Skip the images and return the records below exactly.

◆ Source data ◆
※

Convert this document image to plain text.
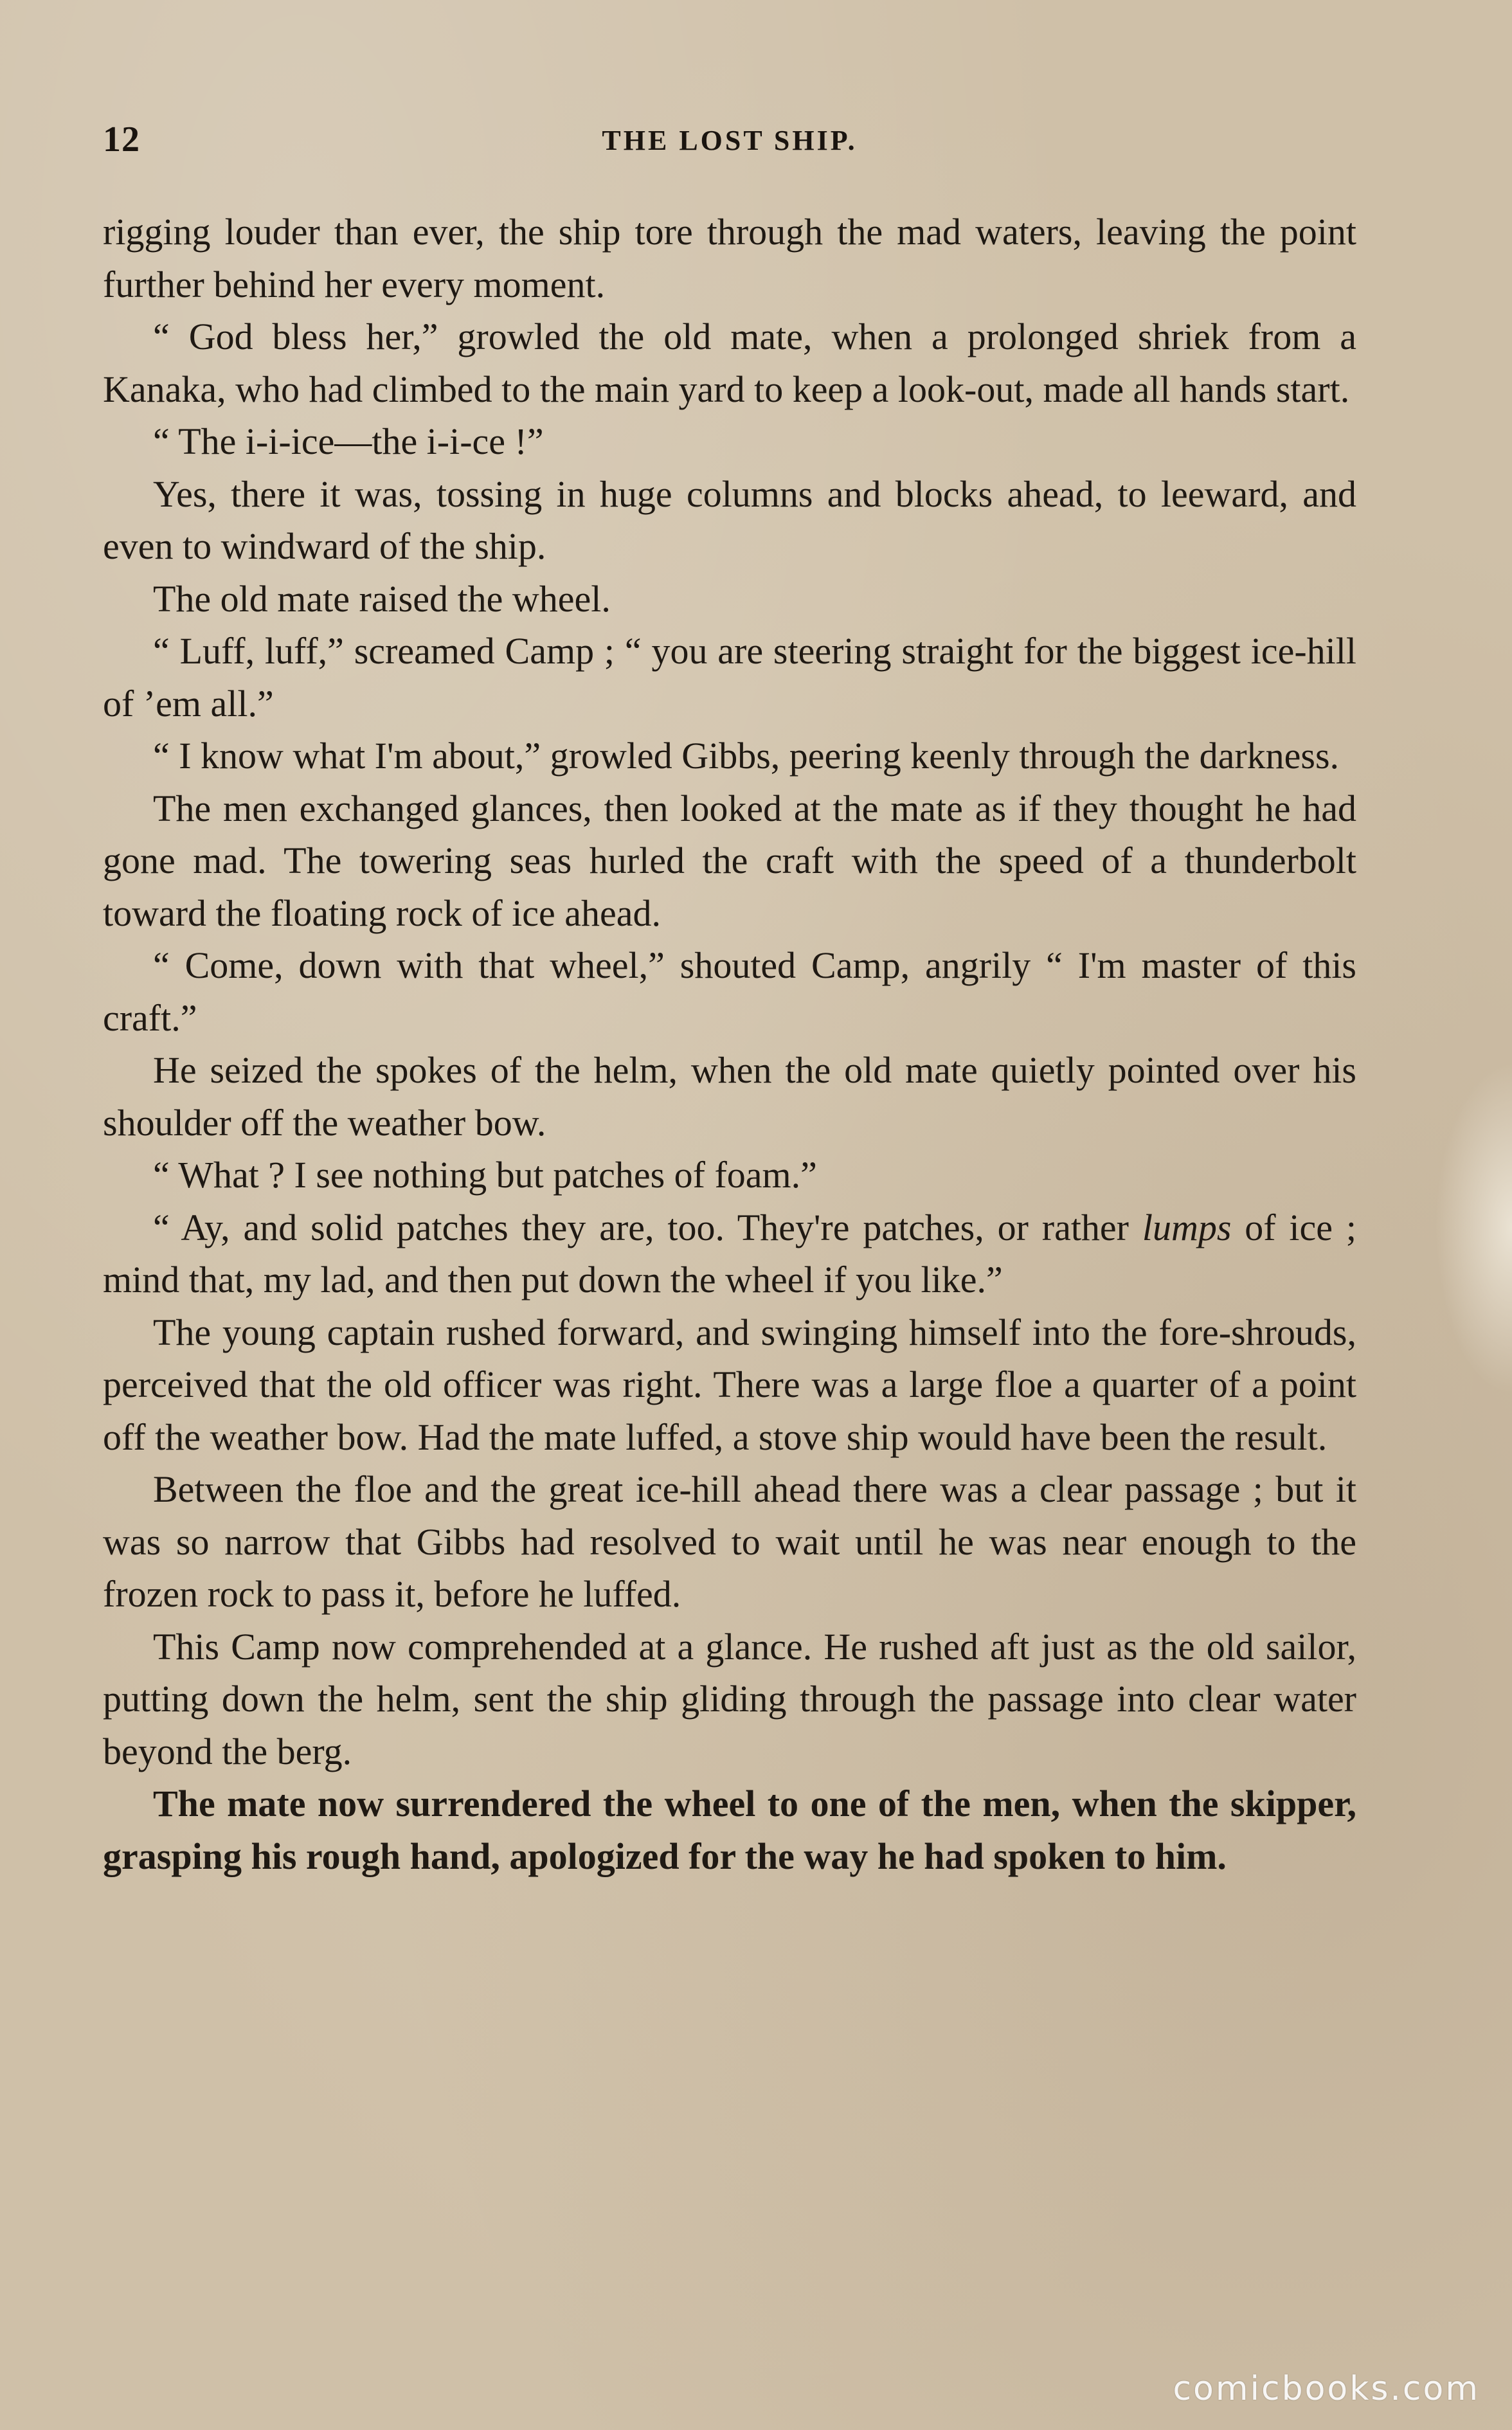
12	THE LOST SHIP.

rigging louder than ever, the ship tore through the mad waters, leaving the point further behind her every moment.

“ God bless her,” growled the old mate, when a prolonged shriek from a Kanaka, who had climbed to the main yard to keep a look-out, made all hands start.

“ The i-i-ice—the i-i-ce !”

Yes, there it was, tossing in huge columns and blocks ahead, to leeward, and even to windward of the ship.

The old mate raised the wheel.

“ Luff, luff,” screamed Camp ; “ you are steering straight for the biggest ice-hill of ’em all.”

“ I know what I'm about,” growled Gibbs, peering keenly through the darkness.

The men exchanged glances, then looked at the mate as if they thought he had gone mad. The towering seas hurled the craft with the speed of a thunderbolt toward the floating rock of ice ahead.

“ Come, down with that wheel,” shouted Camp, angrily “ I'm master of this craft.”

He seized the spokes of the helm, when the old mate quietly pointed over his shoulder off the weather bow.

“ What ? I see nothing but patches of foam.”

“ Ay, and solid patches they are, too. They're patches, or rather lumps of ice ; mind that, my lad, and then put down the wheel if you like.”

The young captain rushed forward, and swinging himself into the fore-shrouds, perceived that the old officer was right. There was a large floe a quarter of a point off the weather bow. Had the mate luffed, a stove ship would have been the result.

Between the floe and the great ice-hill ahead there was a clear passage ; but it was so narrow that Gibbs had resolved to wait until he was near enough to the frozen rock to pass it, before he luffed.

This Camp now comprehended at a glance. He rushed aft just as the old sailor, putting down the helm, sent the ship gliding through the passage into clear water beyond the berg.

The mate now surrendered the wheel to one of the men, when the skipper, grasping his rough hand, apologized for the way he had spoken to him.

comicbooks.com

※

◆ Full output ◆
Convert this document image to plain text.
12	THE LOST SHIP.

rigging louder than ever, the ship tore through the mad waters, leaving the point further behind her every moment.

“ God bless her,” growled the old mate, when a prolonged shriek from a Kanaka, who had climbed to the main yard to keep a look-out, made all hands start.

“ The i-i-ice—the i-i-ce !”

Yes, there it was, tossing in huge columns and blocks ahead, to leeward, and even to windward of the ship.

The old mate raised the wheel.

“ Luff, luff,” screamed Camp ; “ you are steering straight for the biggest ice-hill of ’em all.”

“ I know what I'm about,” growled Gibbs, peering keenly through the darkness.

The men exchanged glances, then looked at the mate as if they thought he had gone mad. The towering seas hurled the craft with the speed of a thunderbolt toward the floating rock of ice ahead.

“ Come, down with that wheel,” shouted Camp, angrily “ I'm master of this craft.”

He seized the spokes of the helm, when the old mate quietly pointed over his shoulder off the weather bow.

“ What ? I see nothing but patches of foam.”

“ Ay, and solid patches they are, too. They're patches, or rather lumps of ice ; mind that, my lad, and then put down the wheel if you like.”

The young captain rushed forward, and swinging himself into the fore-shrouds, perceived that the old officer was right. There was a large floe a quarter of a point off the weather bow. Had the mate luffed, a stove ship would have been the result.

Between the floe and the great ice-hill ahead there was a clear passage ; but it was so narrow that Gibbs had resolved to wait until he was near enough to the frozen rock to pass it, before he luffed.

This Camp now comprehended at a glance. He rushed aft just as the old sailor, putting down the helm, sent the ship gliding through the passage into clear water beyond the berg.

The mate now surrendered the wheel to one of the men, when the skipper, grasping his rough hand, apologized for the way he had spoken to him.

comicbooks.com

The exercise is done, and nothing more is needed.